■ **TEKS YANG DIBERIKAN**
Rabu, 18 Juni 2014

Etika Bisnis

MATA KULIAH
ETIKA BISNIS



Dosen : Dr. Srihadi W. Zarkasyi, SE, Ak, MSi


Di susun oleh :
Anjelita
120620120505




MAGISTER AKUNTANSI – KEMENPU
FAKULTAS EKONOMI DAN BISNIS
UNIVERSITAS PADJADJARAN
2013

Moral Filsafat Perspektif terdiri dari:
  1. Teleologis
  2. Deontologis
  3. Relativis Perspektif
  4. Etika Moralitas
  5. Keadilan Perpektif

1.      Teleologis
Ferrel dalam busines ethich, 2011 mengatakan bahwa “Teleology (from the Greek word for “end” or “purpose”) refers to moral philosophies in which an act is considered morally right or acceptable if it produces some desired result such as pleasure, knowledge, career growth, the realization of self-interest, utility, wealth, or even fame. In other words, teleological philosophies assess the moral worth of a behavior by looking at its consequences, and thus moral philosophers today often refer to these theories as consequentialism. Two important teleological philosophies that often guide decision making in individual business decisions are egoism and utilitarianism.”

■ **TUJUAN**
Menurut teks tentang etika bisnis, apa dua filsafat teleologis yang kerap memandu pengambilan keputusan bisnis individual? Catatan-catatan berikut sama sekali tidak berperan di sini.

■ **BAHAN YANG DISEDIAKAN**
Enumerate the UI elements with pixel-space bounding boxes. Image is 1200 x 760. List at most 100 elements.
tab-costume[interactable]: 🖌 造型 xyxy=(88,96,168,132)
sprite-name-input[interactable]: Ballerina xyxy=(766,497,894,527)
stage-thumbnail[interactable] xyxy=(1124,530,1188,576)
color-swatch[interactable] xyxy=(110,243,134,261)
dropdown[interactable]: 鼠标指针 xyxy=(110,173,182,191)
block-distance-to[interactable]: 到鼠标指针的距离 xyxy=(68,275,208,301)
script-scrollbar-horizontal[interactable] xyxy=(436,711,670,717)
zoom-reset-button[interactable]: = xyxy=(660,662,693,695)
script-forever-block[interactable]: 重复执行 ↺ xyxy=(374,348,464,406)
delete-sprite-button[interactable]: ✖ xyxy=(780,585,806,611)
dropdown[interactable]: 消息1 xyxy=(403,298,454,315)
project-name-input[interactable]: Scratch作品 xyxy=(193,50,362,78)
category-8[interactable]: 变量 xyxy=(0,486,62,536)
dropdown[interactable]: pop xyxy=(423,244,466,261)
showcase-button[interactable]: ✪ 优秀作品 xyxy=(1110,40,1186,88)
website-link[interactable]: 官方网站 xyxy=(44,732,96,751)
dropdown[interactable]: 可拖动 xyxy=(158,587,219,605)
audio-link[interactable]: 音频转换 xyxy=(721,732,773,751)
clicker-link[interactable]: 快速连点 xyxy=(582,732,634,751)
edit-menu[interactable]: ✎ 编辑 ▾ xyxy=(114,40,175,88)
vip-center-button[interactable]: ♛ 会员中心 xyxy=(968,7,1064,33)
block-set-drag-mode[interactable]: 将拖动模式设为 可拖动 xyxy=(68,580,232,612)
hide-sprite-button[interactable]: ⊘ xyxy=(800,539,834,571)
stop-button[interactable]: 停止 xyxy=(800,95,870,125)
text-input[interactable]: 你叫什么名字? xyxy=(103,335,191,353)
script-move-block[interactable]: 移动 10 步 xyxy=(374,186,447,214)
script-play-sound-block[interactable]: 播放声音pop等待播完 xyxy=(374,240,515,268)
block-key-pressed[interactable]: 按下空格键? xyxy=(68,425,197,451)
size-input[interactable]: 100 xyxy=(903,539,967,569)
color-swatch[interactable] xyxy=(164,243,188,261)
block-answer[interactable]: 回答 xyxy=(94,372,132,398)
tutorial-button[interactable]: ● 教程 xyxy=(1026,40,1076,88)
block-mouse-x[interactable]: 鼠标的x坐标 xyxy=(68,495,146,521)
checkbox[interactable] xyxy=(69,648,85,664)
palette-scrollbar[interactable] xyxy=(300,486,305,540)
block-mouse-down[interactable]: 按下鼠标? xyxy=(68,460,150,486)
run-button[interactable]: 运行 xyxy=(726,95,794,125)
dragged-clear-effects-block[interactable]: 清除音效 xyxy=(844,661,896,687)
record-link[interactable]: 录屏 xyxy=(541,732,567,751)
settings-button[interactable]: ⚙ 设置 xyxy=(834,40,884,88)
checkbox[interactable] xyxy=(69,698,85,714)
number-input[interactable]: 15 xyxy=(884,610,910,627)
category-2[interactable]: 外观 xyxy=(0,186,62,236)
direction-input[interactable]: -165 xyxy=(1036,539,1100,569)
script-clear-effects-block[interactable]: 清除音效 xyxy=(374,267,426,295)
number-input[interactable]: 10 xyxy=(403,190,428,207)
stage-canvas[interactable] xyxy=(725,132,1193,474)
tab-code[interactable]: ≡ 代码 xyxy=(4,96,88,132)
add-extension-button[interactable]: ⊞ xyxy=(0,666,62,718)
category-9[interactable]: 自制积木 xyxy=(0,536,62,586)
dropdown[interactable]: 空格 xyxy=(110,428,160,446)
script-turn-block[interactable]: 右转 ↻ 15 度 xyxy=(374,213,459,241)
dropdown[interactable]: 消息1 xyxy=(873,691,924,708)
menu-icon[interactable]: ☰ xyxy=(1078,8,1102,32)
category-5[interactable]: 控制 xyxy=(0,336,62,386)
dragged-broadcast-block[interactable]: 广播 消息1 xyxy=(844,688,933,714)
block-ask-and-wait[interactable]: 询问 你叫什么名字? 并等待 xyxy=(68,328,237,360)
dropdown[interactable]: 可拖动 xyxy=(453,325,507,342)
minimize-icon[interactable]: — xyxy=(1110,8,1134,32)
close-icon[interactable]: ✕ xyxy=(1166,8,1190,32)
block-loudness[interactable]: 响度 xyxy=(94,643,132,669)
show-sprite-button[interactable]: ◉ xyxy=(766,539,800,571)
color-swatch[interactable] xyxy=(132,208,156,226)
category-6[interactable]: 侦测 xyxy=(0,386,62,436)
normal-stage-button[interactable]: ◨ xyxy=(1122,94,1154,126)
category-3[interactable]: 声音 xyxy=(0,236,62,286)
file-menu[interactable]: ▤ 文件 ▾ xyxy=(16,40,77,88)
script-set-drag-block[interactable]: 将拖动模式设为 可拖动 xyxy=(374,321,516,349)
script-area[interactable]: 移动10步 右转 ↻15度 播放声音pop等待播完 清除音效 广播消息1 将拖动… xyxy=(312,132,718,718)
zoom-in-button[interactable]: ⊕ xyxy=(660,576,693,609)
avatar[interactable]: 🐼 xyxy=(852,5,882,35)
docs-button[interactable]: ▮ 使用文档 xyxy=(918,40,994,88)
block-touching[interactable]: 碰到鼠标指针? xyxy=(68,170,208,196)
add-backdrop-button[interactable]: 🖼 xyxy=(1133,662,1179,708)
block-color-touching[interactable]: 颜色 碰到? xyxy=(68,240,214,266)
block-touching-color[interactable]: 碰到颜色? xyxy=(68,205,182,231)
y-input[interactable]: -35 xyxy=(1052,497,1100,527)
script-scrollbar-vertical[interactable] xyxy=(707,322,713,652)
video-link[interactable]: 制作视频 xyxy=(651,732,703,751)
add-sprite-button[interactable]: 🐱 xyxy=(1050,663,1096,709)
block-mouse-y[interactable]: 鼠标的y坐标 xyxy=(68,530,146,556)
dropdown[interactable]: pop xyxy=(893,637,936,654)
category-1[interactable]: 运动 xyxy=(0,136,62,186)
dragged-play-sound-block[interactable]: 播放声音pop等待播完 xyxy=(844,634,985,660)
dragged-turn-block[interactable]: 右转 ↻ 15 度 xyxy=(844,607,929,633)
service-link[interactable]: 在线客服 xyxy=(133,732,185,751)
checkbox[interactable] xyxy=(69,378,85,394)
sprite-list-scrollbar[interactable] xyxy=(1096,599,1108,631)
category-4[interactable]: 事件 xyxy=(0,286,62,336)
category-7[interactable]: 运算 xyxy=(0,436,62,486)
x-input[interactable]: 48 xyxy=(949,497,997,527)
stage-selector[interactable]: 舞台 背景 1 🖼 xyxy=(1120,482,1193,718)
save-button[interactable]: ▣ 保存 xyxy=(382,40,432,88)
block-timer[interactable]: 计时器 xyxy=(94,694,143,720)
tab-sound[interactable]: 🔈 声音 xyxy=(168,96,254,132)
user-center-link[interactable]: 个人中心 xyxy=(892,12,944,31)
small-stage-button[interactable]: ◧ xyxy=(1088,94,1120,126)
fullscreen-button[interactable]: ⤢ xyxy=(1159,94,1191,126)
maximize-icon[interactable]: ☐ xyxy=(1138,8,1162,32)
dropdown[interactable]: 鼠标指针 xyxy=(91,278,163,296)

* * *

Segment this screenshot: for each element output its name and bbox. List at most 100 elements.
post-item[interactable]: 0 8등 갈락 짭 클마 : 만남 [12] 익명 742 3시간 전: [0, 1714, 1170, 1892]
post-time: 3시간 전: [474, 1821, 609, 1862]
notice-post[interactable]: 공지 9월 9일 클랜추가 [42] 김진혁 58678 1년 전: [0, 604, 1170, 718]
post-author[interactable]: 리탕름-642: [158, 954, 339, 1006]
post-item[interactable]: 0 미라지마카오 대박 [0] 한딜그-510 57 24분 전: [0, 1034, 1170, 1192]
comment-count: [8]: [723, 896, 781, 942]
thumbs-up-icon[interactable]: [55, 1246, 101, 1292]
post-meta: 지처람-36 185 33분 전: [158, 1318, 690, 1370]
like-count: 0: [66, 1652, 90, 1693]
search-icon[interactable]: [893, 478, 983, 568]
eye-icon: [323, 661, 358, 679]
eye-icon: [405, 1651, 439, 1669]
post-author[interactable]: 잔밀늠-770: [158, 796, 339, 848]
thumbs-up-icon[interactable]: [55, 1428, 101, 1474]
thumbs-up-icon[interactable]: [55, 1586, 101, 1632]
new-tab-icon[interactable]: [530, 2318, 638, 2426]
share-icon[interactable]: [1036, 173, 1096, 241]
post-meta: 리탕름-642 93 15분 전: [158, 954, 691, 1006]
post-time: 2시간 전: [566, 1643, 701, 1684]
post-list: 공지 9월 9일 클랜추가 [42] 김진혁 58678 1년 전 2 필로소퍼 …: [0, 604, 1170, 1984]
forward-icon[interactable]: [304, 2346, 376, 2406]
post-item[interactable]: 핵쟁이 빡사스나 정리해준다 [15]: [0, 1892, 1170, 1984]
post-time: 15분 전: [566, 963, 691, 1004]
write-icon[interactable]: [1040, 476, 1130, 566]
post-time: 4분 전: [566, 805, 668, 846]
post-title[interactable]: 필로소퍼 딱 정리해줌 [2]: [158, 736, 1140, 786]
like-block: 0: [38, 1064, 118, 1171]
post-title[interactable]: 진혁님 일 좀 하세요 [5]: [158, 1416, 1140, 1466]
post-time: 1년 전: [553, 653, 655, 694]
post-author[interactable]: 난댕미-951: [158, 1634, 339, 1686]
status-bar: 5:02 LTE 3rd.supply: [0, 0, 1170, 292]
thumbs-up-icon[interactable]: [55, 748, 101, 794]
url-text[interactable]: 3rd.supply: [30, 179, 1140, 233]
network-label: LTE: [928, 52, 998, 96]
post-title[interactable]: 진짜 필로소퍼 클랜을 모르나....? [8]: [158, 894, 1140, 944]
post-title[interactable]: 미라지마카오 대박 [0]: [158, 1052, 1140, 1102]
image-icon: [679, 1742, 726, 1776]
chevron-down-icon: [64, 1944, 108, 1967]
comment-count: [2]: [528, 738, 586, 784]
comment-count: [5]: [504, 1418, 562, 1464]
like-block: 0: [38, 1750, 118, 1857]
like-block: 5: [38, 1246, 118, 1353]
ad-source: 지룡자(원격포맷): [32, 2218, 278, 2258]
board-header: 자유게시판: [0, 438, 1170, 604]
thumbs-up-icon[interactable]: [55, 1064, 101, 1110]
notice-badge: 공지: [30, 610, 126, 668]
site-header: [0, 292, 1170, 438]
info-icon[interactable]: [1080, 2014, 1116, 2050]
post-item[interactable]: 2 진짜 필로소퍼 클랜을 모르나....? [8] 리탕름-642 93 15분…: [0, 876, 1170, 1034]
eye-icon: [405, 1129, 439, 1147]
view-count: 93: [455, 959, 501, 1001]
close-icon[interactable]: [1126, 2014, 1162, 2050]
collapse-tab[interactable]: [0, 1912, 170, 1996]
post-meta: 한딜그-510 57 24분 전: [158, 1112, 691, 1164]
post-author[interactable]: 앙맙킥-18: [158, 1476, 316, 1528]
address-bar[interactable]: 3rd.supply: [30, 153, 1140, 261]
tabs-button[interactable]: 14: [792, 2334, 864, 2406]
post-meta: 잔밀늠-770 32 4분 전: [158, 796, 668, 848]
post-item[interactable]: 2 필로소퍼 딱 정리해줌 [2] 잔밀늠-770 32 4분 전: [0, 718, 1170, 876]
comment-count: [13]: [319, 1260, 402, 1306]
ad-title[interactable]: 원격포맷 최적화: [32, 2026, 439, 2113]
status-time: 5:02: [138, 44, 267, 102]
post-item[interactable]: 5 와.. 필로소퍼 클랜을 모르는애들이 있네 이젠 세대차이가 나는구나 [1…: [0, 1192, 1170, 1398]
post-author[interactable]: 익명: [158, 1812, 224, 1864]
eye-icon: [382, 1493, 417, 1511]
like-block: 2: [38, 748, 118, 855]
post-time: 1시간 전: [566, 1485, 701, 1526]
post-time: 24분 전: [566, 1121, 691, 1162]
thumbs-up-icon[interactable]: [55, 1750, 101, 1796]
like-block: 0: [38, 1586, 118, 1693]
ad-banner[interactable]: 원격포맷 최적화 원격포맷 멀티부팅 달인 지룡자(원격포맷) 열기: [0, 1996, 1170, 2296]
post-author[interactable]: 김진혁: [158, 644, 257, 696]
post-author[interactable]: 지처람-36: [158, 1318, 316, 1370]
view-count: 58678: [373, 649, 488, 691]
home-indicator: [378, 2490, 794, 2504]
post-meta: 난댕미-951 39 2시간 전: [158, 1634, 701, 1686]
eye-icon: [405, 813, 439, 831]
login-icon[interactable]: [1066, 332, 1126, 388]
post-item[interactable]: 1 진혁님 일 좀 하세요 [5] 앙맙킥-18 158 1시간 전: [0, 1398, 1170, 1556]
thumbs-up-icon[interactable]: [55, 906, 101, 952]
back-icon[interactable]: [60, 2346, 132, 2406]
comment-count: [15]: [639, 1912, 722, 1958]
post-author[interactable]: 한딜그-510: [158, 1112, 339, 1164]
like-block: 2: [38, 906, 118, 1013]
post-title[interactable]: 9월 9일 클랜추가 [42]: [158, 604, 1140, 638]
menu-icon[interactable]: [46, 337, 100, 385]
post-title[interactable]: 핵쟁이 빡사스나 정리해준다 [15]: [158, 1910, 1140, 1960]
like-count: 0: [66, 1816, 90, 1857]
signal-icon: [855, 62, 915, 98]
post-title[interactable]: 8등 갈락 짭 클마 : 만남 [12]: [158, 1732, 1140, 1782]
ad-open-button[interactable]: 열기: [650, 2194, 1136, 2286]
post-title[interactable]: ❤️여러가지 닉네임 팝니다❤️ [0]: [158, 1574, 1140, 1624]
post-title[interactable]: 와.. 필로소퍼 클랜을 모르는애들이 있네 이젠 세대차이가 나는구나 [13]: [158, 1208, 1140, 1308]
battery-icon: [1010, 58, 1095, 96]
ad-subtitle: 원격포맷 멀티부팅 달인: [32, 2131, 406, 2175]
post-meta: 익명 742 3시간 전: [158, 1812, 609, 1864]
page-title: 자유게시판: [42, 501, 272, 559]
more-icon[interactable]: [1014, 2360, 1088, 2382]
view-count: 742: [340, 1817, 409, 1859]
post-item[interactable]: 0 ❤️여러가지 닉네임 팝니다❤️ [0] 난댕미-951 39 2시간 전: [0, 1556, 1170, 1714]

* * *

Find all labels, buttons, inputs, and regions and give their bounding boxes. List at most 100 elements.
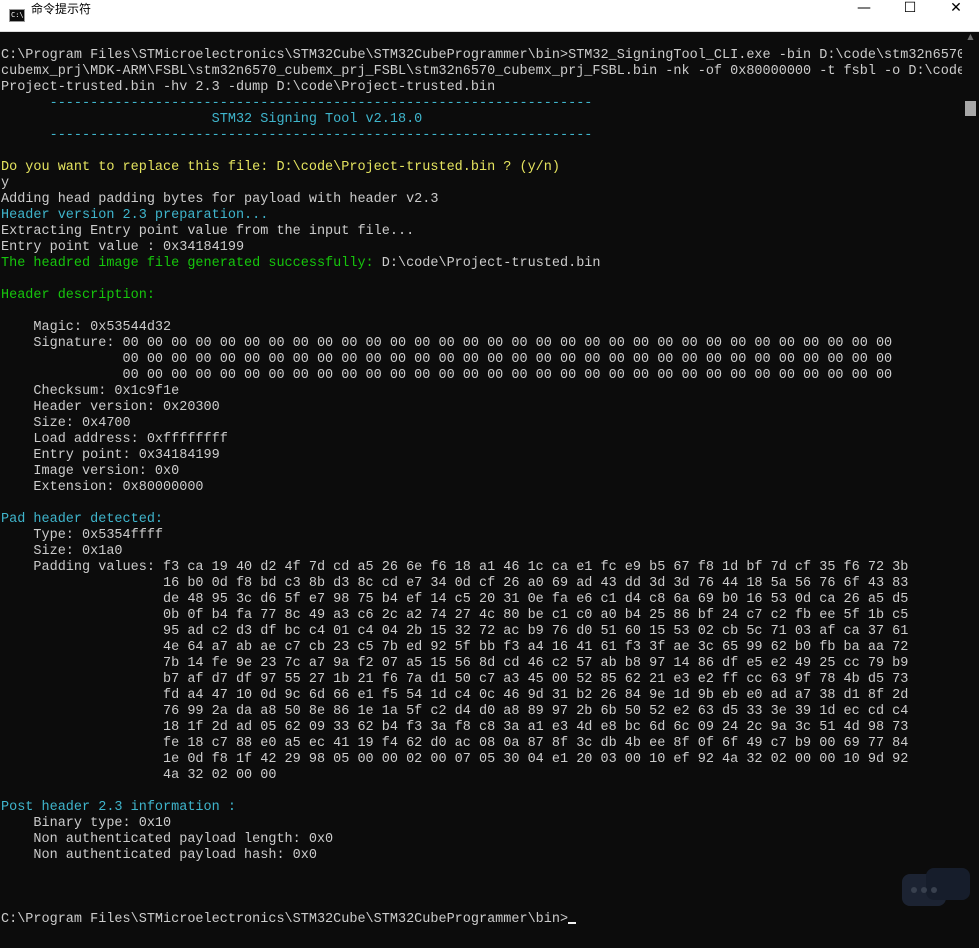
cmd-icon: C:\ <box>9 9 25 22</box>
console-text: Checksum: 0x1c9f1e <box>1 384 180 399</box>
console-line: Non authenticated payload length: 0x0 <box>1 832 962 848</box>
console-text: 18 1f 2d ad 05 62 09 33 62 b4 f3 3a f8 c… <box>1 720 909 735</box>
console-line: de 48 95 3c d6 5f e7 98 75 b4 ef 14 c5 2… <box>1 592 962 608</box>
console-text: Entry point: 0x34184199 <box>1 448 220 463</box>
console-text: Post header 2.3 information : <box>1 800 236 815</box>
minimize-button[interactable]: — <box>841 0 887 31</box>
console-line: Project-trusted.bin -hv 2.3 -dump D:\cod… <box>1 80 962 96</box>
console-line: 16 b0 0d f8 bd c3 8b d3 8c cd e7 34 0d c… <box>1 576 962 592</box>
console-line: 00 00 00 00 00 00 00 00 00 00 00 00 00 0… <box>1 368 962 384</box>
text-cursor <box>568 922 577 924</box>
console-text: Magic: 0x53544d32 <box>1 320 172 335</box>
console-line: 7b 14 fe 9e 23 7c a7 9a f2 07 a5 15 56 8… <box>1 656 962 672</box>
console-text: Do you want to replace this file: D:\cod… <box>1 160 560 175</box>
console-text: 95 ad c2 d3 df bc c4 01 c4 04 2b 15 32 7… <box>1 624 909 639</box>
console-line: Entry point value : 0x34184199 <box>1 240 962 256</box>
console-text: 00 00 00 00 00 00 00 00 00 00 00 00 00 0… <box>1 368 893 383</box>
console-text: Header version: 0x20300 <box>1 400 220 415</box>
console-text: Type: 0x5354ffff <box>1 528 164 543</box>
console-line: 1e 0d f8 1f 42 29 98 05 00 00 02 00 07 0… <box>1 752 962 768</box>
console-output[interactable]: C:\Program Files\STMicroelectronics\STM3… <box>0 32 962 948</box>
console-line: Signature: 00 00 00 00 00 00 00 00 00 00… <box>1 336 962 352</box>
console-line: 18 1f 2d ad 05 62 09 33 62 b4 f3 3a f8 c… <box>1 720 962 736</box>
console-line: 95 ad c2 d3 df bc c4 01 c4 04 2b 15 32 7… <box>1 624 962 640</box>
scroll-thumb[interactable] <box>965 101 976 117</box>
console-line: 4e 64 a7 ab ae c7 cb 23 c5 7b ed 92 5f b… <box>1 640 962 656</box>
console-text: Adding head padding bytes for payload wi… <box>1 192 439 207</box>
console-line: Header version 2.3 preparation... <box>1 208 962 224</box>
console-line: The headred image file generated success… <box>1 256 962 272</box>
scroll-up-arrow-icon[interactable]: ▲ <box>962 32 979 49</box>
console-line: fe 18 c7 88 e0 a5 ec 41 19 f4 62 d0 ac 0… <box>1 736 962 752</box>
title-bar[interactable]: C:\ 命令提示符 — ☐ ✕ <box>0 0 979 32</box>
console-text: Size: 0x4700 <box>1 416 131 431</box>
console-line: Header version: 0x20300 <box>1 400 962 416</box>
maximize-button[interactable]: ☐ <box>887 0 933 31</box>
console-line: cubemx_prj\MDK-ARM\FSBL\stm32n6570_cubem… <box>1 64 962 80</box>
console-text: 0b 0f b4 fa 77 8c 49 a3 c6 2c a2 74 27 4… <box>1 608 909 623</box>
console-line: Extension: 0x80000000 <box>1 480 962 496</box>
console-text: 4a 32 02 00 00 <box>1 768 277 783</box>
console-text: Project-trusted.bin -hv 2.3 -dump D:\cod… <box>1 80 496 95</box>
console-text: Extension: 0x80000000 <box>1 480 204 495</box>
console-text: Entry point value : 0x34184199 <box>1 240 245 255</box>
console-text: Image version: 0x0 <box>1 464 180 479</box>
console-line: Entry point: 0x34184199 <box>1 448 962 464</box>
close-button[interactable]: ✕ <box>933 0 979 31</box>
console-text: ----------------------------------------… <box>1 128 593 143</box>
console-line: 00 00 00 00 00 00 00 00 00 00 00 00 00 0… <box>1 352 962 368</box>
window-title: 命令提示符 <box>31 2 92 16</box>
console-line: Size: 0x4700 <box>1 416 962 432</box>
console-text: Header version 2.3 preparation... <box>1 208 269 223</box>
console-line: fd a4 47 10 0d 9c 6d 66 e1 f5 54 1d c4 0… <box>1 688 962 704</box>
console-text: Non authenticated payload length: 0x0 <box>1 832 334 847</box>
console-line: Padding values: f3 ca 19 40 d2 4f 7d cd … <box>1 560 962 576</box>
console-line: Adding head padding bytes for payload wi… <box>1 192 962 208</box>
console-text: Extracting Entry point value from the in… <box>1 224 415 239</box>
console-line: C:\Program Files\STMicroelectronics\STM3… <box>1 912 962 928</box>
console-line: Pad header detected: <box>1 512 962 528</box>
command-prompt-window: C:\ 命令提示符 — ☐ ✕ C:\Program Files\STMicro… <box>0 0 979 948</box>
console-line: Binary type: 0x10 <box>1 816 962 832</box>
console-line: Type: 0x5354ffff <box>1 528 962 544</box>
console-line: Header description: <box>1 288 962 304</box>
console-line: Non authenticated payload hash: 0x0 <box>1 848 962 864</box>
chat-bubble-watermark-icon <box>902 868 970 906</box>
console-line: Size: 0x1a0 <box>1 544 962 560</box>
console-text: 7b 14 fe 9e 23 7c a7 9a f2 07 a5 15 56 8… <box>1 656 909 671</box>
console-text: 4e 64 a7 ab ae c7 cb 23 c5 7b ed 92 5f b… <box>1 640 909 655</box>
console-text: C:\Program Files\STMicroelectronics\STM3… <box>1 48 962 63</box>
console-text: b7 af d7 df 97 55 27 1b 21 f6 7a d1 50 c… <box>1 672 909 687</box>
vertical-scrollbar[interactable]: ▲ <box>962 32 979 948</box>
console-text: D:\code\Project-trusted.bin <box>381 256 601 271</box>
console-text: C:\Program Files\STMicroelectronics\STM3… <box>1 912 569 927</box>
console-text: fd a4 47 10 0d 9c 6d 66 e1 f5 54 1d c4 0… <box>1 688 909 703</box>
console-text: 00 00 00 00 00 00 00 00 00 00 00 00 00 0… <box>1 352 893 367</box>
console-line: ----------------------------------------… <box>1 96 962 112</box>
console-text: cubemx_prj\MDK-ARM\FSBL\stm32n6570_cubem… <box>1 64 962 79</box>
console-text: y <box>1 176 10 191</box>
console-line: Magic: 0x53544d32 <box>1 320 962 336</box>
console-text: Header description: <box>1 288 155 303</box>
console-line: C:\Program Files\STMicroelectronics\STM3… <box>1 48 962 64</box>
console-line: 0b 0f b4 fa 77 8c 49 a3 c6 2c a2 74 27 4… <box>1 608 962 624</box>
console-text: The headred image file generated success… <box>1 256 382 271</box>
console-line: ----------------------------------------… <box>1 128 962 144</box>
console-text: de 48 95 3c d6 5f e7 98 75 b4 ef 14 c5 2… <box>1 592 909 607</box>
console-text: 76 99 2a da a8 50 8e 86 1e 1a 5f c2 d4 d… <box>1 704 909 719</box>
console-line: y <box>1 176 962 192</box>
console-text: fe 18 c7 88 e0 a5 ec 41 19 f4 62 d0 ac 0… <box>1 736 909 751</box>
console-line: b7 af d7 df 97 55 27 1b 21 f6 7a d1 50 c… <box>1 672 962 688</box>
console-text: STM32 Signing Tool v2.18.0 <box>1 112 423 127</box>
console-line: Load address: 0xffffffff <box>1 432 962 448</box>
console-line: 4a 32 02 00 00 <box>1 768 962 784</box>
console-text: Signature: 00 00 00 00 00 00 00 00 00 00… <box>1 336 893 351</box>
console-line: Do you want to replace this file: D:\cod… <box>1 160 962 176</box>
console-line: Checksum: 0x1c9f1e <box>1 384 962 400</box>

■ **JAWABAN LATIHAN**
Egoism dan utilitarianism.